■ Extracted records
_ _ _ _ _

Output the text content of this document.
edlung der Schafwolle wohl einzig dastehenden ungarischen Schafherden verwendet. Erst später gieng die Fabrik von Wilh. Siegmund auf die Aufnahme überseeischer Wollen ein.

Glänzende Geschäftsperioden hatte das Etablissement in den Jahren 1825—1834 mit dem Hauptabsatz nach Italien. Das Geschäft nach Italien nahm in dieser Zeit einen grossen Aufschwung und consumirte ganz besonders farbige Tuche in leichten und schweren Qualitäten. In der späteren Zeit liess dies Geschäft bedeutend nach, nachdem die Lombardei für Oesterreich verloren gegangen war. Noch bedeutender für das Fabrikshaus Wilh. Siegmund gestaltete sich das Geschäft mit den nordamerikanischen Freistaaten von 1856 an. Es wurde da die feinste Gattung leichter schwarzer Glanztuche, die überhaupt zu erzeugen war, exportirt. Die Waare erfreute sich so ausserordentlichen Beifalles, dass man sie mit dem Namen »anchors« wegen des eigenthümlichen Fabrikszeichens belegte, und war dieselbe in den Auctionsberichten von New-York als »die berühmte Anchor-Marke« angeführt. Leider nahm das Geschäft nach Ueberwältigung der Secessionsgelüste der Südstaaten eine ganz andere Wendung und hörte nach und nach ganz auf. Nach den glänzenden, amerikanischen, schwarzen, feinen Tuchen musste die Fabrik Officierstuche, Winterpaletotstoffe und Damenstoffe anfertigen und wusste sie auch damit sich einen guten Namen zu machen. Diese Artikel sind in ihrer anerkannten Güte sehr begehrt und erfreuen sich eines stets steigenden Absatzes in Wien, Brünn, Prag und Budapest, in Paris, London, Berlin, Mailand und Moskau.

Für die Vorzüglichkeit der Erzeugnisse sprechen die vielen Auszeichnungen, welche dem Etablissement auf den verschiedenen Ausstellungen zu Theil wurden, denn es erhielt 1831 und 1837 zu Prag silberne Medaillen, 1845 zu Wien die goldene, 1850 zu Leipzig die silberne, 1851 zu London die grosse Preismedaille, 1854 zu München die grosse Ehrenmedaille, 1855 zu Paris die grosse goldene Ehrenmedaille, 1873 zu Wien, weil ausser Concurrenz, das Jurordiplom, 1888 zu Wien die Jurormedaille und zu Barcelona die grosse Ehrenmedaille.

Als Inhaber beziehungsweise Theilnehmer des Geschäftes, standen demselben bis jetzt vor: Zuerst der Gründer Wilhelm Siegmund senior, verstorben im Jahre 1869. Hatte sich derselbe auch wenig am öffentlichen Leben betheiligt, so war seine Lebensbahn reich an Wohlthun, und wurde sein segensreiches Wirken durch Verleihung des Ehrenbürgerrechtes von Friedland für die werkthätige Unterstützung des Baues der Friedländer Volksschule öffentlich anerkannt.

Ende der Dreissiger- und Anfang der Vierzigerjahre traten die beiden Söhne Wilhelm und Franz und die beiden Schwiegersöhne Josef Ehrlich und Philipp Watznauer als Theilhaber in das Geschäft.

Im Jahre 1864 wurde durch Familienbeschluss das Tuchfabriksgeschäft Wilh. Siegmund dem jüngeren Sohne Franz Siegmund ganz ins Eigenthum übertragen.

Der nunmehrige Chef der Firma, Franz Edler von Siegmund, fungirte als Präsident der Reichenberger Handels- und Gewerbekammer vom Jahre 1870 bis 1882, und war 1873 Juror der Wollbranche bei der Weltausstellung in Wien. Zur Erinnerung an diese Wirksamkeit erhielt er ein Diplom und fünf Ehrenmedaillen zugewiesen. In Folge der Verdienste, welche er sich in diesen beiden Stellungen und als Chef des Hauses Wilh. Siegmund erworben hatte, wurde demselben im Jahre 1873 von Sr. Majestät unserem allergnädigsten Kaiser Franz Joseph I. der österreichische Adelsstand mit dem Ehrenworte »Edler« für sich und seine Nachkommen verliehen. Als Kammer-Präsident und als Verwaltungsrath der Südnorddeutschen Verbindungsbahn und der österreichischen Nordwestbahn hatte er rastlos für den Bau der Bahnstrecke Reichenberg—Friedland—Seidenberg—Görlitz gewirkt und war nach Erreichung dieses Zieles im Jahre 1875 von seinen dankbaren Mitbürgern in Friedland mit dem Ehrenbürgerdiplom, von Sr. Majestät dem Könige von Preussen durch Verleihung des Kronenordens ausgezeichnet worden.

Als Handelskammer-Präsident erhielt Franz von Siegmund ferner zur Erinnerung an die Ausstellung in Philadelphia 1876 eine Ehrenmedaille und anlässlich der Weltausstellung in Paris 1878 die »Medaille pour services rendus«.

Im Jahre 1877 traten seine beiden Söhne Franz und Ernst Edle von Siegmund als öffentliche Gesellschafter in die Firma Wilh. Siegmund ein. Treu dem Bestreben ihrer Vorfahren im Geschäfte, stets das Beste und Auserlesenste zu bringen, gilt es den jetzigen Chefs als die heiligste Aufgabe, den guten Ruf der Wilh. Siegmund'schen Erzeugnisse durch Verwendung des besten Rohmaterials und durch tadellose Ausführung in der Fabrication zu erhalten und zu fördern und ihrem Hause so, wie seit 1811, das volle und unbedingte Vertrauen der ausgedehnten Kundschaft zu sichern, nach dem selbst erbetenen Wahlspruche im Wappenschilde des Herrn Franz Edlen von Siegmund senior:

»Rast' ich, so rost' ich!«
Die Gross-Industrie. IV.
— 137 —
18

_ _ _ _ _

■ Work to be completed
Reproduce all of the entries word for word.

■ Response for this exercise
Output the text content of this document.
edlung der Schafwolle wohl einzig dastehenden ungarischen Schafherden verwendet. Erst später gieng die Fabrik von Wilh. Siegmund auf die Aufnahme überseeischer Wollen ein.

Glänzende Geschäftsperioden hatte das Etablissement in den Jahren 1825—1834 mit dem Hauptabsatz nach Italien. Das Geschäft nach Italien nahm in dieser Zeit einen grossen Aufschwung und consumirte ganz besonders farbige Tuche in leichten und schweren Qualitäten. In der späteren Zeit liess dies Geschäft bedeutend nach, nachdem die Lombardei für Oesterreich verloren gegangen war. Noch bedeutender für das Fabrikshaus Wilh. Siegmund gestaltete sich das Geschäft mit den nordamerikanischen Freistaaten von 1856 an. Es wurde da die feinste Gattung leichter schwarzer Glanztuche, die überhaupt zu erzeugen war, exportirt. Die Waare erfreute sich so ausserordentlichen Beifalles, dass man sie mit dem Namen »anchors« wegen des eigenthümlichen Fabrikszeichens belegte, und war dieselbe in den Auctionsberichten von New-York als »die berühmte Anchor-Marke« angeführt. Leider nahm das Geschäft nach Ueberwältigung der Secessionsgelüste der Südstaaten eine ganz andere Wendung und hörte nach und nach ganz auf. Nach den glänzenden, amerikanischen, schwarzen, feinen Tuchen musste die Fabrik Officierstuche, Winterpaletotstoffe und Damenstoffe anfertigen und wusste sie auch damit sich einen guten Namen zu machen. Diese Artikel sind in ihrer anerkannten Güte sehr begehrt und erfreuen sich eines stets steigenden Absatzes in Wien, Brünn, Prag und Budapest, in Paris, London, Berlin, Mailand und Moskau.

Für die Vorzüglichkeit der Erzeugnisse sprechen die vielen Auszeichnungen, welche dem Etablissement auf den verschiedenen Ausstellungen zu Theil wurden, denn es erhielt 1831 und 1837 zu Prag silberne Medaillen, 1845 zu Wien die goldene, 1850 zu Leipzig die silberne, 1851 zu London die grosse Preismedaille, 1854 zu München die grosse Ehrenmedaille, 1855 zu Paris die grosse goldene Ehrenmedaille, 1873 zu Wien, weil ausser Concurrenz, das Jurordiplom, 1888 zu Wien die Jurormedaille und zu Barcelona die grosse Ehrenmedaille.

Als Inhaber beziehungsweise Theilnehmer des Geschäftes, standen demselben bis jetzt vor: Zuerst der Gründer Wilhelm Siegmund senior, verstorben im Jahre 1869. Hatte sich derselbe auch wenig am öffentlichen Leben betheiligt, so war seine Lebensbahn reich an Wohlthun, und wurde sein segensreiches Wirken durch Verleihung des Ehrenbürgerrechtes von Friedland für die werkthätige Unterstützung des Baues der Friedländer Volksschule öffentlich anerkannt.

Ende der Dreissiger- und Anfang der Vierzigerjahre traten die beiden Söhne Wilhelm und Franz und die beiden Schwiegersöhne Josef Ehrlich und Philipp Watznauer als Theilhaber in das Geschäft.

Im Jahre 1864 wurde durch Familienbeschluss das Tuchfabriksgeschäft Wilh. Siegmund dem jüngeren Sohne Franz Siegmund ganz ins Eigenthum übertragen.

Der nunmehrige Chef der Firma, Franz Edler von Siegmund, fungirte als Präsident der Reichenberger Handels- und Gewerbekammer vom Jahre 1870 bis 1882, und war 1873 Juror der Wollbranche bei der Weltausstellung in Wien. Zur Erinnerung an diese Wirksamkeit erhielt er ein Diplom und fünf Ehrenmedaillen zugewiesen. In Folge der Verdienste, welche er sich in diesen beiden Stellungen und als Chef des Hauses Wilh. Siegmund erworben hatte, wurde demselben im Jahre 1873 von Sr. Majestät unserem allergnädigsten Kaiser Franz Joseph I. der österreichische Adelsstand mit dem Ehrenworte »Edler« für sich und seine Nachkommen verliehen. Als Kammer-Präsident und als Verwaltungsrath der Südnorddeutschen Verbindungsbahn und der österreichischen Nordwestbahn hatte er rastlos für den Bau der Bahnstrecke Reichenberg—Friedland—Seidenberg—Görlitz gewirkt und war nach Erreichung dieses Zieles im Jahre 1875 von seinen dankbaren Mitbürgern in Friedland mit dem Ehrenbürgerdiplom, von Sr. Majestät dem Könige von Preussen durch Verleihung des Kronenordens ausgezeichnet worden.

Als Handelskammer-Präsident erhielt Franz von Siegmund ferner zur Erinnerung an die Ausstellung in Philadelphia 1876 eine Ehrenmedaille und anlässlich der Weltausstellung in Paris 1878 die »Medaille pour services rendus«.

Im Jahre 1877 traten seine beiden Söhne Franz und Ernst Edle von Siegmund als öffentliche Gesellschafter in die Firma Wilh. Siegmund ein. Treu dem Bestreben ihrer Vorfahren im Geschäfte, stets das Beste und Auserlesenste zu bringen, gilt es den jetzigen Chefs als die heiligste Aufgabe, den guten Ruf der Wilh. Siegmund'schen Erzeugnisse durch Verwendung des besten Rohmaterials und durch tadellose Ausführung in der Fabrication zu erhalten und zu fördern und ihrem Hause so, wie seit 1811, das volle und unbedingte Vertrauen der ausgedehnten Kundschaft zu sichern, nach dem selbst erbetenen Wahlspruche im Wappenschilde des Herrn Franz Edlen von Siegmund senior:

»Rast' ich, so rost' ich!«
Die Gross-Industrie. IV.
— 137 —
18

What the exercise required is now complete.